_INPUT MATERIAL:_
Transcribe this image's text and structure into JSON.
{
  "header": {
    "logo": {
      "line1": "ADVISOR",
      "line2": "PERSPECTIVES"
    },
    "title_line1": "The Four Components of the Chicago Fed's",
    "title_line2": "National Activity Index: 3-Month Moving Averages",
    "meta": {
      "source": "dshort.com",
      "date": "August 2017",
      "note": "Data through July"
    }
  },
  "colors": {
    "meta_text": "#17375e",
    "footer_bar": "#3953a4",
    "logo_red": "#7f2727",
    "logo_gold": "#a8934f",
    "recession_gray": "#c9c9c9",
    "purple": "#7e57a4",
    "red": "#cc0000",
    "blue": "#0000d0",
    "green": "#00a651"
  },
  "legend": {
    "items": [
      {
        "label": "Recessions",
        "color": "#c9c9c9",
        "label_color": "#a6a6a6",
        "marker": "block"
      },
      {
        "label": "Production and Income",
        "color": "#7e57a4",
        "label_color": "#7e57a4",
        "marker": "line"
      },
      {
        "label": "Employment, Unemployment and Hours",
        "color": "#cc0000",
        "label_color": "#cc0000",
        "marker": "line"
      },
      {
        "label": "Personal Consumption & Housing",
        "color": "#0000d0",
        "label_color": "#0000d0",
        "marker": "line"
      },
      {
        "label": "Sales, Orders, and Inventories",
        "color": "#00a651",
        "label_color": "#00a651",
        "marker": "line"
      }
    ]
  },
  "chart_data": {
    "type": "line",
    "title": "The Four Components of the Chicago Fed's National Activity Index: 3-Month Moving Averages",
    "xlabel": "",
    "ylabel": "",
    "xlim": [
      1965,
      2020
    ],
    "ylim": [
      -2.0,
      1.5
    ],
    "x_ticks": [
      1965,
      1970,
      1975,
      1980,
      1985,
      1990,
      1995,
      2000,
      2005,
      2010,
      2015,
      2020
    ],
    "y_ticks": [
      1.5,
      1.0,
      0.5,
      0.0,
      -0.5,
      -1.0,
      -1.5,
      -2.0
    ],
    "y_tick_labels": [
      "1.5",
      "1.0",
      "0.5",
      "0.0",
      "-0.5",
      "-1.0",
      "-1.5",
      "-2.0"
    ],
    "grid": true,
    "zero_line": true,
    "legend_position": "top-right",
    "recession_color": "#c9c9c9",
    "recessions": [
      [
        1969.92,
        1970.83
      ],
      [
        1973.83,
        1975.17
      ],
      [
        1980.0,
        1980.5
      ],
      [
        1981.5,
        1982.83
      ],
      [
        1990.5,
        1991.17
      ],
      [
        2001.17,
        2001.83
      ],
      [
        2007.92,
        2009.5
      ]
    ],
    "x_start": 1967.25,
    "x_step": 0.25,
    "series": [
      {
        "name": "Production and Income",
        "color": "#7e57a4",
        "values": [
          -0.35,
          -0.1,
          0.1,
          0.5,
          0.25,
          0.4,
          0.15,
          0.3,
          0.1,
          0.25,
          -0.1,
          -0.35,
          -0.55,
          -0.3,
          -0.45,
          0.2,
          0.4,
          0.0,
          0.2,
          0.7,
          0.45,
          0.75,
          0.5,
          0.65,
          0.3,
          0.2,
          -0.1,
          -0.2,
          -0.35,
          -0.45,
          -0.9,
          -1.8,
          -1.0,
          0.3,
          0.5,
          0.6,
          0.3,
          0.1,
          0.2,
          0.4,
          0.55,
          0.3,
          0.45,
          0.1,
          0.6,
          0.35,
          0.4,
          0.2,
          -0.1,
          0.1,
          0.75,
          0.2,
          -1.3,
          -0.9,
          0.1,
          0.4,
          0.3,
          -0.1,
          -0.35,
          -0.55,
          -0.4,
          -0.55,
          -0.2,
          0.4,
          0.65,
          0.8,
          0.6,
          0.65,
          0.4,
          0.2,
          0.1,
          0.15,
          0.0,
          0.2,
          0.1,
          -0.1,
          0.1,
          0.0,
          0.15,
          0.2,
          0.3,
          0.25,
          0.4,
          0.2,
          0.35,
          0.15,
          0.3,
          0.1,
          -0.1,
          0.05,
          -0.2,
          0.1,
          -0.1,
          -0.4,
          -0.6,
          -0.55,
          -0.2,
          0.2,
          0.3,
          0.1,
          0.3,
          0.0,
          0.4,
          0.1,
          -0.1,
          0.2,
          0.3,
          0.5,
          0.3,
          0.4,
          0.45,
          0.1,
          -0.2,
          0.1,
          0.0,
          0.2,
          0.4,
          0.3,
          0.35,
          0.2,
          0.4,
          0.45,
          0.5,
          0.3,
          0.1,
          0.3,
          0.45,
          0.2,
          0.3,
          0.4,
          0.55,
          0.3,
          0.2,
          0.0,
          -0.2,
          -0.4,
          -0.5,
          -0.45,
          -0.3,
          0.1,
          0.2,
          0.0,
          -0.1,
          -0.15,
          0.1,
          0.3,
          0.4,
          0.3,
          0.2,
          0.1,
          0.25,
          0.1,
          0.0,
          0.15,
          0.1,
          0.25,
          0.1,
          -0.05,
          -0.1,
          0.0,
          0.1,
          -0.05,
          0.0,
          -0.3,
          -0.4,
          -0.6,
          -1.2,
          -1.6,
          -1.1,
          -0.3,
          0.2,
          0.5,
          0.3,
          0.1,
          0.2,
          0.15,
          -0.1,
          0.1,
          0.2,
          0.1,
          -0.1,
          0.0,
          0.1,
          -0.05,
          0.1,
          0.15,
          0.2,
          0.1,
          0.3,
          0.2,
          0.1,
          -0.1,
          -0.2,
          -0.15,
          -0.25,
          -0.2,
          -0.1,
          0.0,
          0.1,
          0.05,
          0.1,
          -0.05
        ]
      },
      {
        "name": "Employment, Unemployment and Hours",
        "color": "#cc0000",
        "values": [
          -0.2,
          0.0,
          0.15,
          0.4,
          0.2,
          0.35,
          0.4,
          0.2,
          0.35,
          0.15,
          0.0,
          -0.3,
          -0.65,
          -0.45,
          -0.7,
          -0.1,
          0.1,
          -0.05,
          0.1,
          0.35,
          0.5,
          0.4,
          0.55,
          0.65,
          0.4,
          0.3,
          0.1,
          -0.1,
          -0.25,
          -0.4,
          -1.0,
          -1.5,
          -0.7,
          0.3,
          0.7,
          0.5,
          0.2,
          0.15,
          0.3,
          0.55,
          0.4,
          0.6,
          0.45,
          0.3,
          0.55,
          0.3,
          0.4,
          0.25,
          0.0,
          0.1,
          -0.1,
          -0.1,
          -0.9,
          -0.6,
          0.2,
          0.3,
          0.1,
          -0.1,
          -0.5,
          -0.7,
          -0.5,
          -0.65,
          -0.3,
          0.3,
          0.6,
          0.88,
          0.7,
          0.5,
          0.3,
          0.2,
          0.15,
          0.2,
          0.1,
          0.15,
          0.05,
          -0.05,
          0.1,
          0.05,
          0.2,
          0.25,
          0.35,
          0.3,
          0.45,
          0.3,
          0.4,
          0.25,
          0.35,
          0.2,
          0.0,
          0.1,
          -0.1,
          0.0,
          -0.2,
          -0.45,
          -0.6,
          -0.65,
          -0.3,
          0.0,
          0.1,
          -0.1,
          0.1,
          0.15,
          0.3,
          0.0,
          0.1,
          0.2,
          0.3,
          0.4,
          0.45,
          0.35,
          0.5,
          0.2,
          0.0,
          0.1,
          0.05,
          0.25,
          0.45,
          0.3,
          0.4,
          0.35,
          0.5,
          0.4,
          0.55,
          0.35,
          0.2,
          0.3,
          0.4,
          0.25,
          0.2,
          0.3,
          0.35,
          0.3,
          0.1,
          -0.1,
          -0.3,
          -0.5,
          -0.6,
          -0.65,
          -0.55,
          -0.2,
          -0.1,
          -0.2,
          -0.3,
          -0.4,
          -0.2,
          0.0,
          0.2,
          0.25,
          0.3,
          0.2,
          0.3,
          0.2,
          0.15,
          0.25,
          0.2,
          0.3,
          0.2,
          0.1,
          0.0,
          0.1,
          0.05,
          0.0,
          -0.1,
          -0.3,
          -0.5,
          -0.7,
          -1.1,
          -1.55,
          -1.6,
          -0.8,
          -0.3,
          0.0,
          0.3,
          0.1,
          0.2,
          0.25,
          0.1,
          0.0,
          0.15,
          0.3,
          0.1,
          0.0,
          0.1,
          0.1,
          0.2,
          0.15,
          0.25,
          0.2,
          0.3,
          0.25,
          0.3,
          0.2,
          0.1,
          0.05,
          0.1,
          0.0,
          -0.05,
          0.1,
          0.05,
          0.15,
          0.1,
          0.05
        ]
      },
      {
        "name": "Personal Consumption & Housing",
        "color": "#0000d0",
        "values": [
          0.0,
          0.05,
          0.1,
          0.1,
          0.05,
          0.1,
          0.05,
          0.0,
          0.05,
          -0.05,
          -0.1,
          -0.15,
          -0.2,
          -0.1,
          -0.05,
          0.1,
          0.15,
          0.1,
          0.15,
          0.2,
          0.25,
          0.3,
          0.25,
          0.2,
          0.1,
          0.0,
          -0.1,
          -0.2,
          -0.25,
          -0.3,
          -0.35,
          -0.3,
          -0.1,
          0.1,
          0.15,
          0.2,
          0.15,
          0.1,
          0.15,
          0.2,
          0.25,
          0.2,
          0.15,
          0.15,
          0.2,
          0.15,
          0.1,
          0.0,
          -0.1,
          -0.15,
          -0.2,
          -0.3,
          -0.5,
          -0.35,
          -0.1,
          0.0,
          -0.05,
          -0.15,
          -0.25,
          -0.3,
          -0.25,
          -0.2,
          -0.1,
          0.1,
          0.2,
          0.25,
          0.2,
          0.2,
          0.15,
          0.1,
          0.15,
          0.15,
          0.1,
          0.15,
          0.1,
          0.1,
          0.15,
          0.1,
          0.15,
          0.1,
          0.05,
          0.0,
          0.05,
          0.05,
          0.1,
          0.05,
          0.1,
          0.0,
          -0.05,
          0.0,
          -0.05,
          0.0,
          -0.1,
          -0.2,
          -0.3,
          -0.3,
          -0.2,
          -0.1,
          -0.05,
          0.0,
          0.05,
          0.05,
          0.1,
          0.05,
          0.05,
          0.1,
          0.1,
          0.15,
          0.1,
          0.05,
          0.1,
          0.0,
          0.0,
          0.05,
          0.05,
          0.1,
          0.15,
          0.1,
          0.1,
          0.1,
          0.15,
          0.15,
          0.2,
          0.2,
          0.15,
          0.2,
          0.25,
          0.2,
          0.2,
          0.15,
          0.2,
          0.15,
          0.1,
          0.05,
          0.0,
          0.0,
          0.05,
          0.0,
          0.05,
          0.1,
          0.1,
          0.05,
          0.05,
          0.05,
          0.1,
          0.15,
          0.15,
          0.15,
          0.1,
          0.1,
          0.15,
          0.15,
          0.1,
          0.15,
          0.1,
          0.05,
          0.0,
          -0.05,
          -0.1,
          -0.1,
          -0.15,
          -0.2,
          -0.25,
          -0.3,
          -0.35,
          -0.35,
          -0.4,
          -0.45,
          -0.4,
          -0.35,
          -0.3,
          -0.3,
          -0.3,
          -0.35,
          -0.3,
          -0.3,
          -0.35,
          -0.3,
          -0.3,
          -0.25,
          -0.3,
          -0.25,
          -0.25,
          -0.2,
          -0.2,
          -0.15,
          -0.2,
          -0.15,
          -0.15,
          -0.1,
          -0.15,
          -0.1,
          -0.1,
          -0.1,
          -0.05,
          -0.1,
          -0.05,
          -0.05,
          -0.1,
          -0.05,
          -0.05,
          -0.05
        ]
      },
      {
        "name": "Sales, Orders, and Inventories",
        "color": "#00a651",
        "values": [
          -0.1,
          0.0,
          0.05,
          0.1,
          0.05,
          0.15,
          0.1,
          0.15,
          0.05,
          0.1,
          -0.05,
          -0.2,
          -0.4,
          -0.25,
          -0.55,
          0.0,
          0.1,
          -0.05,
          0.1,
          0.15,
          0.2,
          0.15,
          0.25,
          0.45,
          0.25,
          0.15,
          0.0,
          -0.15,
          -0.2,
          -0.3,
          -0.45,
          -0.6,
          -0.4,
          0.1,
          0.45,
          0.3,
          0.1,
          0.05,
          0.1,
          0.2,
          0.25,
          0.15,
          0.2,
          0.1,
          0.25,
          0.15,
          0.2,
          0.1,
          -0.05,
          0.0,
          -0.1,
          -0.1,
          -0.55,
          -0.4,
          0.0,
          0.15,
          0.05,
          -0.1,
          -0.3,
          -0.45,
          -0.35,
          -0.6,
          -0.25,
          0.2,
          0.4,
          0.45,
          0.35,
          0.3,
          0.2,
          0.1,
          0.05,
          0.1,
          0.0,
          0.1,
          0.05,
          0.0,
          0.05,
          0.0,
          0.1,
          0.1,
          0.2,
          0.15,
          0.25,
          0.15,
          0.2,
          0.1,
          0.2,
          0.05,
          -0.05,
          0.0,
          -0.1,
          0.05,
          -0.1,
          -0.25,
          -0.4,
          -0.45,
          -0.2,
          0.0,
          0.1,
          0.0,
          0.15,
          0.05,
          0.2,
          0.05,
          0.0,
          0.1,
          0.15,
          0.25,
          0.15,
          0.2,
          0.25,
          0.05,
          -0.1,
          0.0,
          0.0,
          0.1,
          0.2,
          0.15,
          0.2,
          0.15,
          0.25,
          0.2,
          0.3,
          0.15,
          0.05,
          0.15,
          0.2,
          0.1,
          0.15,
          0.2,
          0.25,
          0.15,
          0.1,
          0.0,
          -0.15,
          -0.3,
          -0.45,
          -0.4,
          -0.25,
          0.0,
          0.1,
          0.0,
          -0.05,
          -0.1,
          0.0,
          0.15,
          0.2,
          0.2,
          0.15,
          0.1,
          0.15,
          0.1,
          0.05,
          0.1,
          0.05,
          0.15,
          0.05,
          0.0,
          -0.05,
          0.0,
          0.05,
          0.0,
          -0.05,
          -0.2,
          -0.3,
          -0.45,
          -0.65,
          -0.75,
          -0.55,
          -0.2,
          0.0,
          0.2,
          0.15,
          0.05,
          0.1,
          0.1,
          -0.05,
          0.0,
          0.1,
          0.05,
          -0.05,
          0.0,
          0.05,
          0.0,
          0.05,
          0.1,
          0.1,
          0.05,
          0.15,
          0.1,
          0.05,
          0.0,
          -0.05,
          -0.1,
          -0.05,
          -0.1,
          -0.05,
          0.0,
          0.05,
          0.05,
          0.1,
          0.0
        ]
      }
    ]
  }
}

_REQUIREMENT:_ Check each line of the records for "Averages" and copy the ones that contain it.

_WRITTEN RESPONSE:_
    "title_line2": "National Activity Index: 3-Month Moving Averages",
    "title": "The Four Components of the Chicago Fed's National Activity Index: 3-Month Moving Averages",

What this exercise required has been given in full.